◆ **Instructions to follow**: Edit the rows below by changing each "echo-point" to "echo-marker", leaving everything else as it is.

◆ **Data to process**:
++++++
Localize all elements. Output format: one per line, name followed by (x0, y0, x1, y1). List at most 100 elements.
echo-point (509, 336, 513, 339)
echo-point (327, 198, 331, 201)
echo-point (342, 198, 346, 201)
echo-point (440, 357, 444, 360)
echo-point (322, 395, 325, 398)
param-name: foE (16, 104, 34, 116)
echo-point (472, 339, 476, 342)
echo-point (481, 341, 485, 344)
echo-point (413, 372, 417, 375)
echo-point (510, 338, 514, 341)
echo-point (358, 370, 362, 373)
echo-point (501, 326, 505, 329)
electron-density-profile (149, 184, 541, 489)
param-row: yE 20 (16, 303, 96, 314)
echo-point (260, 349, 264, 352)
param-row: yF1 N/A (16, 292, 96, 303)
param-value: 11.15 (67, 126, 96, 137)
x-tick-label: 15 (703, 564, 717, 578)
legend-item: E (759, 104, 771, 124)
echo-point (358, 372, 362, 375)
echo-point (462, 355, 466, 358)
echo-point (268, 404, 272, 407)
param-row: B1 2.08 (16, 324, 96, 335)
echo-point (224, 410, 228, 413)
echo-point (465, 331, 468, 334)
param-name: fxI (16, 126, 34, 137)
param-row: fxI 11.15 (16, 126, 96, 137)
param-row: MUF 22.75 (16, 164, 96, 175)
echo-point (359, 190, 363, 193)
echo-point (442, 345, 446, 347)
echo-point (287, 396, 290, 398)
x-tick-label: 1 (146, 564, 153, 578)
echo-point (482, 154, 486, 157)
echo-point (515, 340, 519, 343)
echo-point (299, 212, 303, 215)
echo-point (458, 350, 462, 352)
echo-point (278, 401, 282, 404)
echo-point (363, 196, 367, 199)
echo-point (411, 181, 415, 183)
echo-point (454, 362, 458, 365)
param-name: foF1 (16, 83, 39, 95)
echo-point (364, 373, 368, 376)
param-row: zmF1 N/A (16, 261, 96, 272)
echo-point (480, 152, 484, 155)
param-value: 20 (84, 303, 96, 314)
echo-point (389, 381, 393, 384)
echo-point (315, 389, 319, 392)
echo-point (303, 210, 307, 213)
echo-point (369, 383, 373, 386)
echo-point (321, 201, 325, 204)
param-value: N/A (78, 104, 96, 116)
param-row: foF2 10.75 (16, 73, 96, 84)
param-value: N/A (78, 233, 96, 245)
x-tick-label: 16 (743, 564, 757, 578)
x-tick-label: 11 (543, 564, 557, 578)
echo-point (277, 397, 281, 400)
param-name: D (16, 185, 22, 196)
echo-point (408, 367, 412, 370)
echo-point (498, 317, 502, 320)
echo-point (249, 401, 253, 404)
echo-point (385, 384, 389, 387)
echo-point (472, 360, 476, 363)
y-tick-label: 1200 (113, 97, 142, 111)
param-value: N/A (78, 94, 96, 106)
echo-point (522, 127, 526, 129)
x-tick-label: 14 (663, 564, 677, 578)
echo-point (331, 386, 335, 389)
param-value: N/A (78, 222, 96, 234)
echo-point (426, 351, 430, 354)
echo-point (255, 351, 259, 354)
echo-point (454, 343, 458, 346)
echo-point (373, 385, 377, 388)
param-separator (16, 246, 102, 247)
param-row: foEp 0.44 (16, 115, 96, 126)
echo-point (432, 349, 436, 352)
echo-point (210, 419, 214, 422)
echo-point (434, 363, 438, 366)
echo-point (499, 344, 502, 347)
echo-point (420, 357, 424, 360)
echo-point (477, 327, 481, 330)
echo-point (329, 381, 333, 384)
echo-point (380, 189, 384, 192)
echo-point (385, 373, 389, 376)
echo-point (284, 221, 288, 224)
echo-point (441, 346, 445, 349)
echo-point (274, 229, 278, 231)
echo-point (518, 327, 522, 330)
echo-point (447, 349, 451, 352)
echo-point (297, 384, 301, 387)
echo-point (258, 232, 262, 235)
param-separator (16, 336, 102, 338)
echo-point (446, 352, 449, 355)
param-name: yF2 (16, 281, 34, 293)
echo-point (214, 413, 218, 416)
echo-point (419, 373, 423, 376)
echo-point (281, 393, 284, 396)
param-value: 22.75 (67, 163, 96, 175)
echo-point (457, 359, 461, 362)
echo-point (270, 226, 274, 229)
++++++
◆ **Task solution**:
Localize all elements. Output format: one per line, name followed by (x0, y0, x1, y1). List at most 100 elements.
echo-marker (509, 336, 513, 339)
echo-marker (327, 198, 331, 201)
echo-marker (342, 198, 346, 201)
echo-marker (440, 357, 444, 360)
echo-marker (322, 395, 325, 398)
param-name: foE (16, 104, 34, 116)
echo-marker (472, 339, 476, 342)
echo-marker (481, 341, 485, 344)
echo-marker (413, 372, 417, 375)
echo-marker (510, 338, 514, 341)
echo-marker (358, 370, 362, 373)
echo-marker (501, 326, 505, 329)
electron-density-profile (149, 184, 541, 489)
param-row: yE 20 (16, 303, 96, 314)
echo-marker (260, 349, 264, 352)
param-row: yF1 N/A (16, 292, 96, 303)
param-value: 11.15 (67, 126, 96, 137)
x-tick-label: 15 (703, 564, 717, 578)
legend-item: E (759, 104, 771, 124)
echo-marker (358, 372, 362, 375)
echo-marker (462, 355, 466, 358)
echo-marker (268, 404, 272, 407)
param-row: B1 2.08 (16, 324, 96, 335)
echo-marker (224, 410, 228, 413)
echo-marker (465, 331, 468, 334)
param-name: fxI (16, 126, 34, 137)
param-row: fxI 11.15 (16, 126, 96, 137)
param-row: MUF 22.75 (16, 164, 96, 175)
echo-marker (359, 190, 363, 193)
echo-marker (442, 345, 446, 347)
echo-marker (287, 396, 290, 398)
x-tick-label: 1 (146, 564, 153, 578)
echo-marker (482, 154, 486, 157)
echo-marker (515, 340, 519, 343)
echo-marker (299, 212, 303, 215)
echo-marker (458, 350, 462, 352)
echo-marker (278, 401, 282, 404)
echo-marker (363, 196, 367, 199)
echo-marker (411, 181, 415, 183)
echo-marker (454, 362, 458, 365)
param-name: foF1 (16, 83, 39, 95)
echo-marker (364, 373, 368, 376)
param-row: zmF1 N/A (16, 261, 96, 272)
echo-marker (480, 152, 484, 155)
param-value: 20 (84, 303, 96, 314)
echo-marker (389, 381, 393, 384)
echo-marker (315, 389, 319, 392)
echo-marker (303, 210, 307, 213)
echo-marker (369, 383, 373, 386)
echo-marker (321, 201, 325, 204)
param-value: N/A (78, 104, 96, 116)
param-row: foF2 10.75 (16, 73, 96, 84)
param-value: N/A (78, 233, 96, 245)
x-tick-label: 16 (743, 564, 757, 578)
x-tick-label: 11 (543, 564, 557, 578)
echo-marker (277, 397, 281, 400)
param-name: D (16, 185, 22, 196)
echo-marker (408, 367, 412, 370)
echo-marker (498, 317, 502, 320)
echo-marker (249, 401, 253, 404)
echo-marker (385, 384, 389, 387)
echo-marker (472, 360, 476, 363)
y-tick-label: 1200 (113, 97, 142, 111)
param-value: N/A (78, 94, 96, 106)
echo-marker (522, 127, 526, 129)
x-tick-label: 14 (663, 564, 677, 578)
echo-marker (331, 386, 335, 389)
param-value: N/A (78, 222, 96, 234)
echo-marker (426, 351, 430, 354)
echo-marker (255, 351, 259, 354)
echo-marker (454, 343, 458, 346)
echo-marker (373, 385, 377, 388)
param-separator (16, 246, 102, 247)
param-row: foEp 0.44 (16, 115, 96, 126)
echo-marker (432, 349, 436, 352)
echo-marker (210, 419, 214, 422)
echo-marker (434, 363, 438, 366)
echo-marker (499, 344, 502, 347)
echo-marker (420, 357, 424, 360)
echo-marker (477, 327, 481, 330)
echo-marker (329, 381, 333, 384)
echo-marker (380, 189, 384, 192)
echo-marker (385, 373, 389, 376)
echo-marker (284, 221, 288, 224)
echo-marker (441, 346, 445, 349)
echo-marker (274, 229, 278, 231)
echo-marker (518, 327, 522, 330)
echo-marker (447, 349, 451, 352)
echo-marker (297, 384, 301, 387)
echo-marker (258, 232, 262, 235)
param-separator (16, 336, 102, 338)
echo-marker (446, 352, 449, 355)
param-name: yF2 (16, 281, 34, 293)
echo-marker (214, 413, 218, 416)
echo-marker (419, 373, 423, 376)
echo-marker (281, 393, 284, 396)
param-value: 22.75 (67, 163, 96, 175)
echo-marker (457, 359, 461, 362)
echo-marker (270, 226, 274, 229)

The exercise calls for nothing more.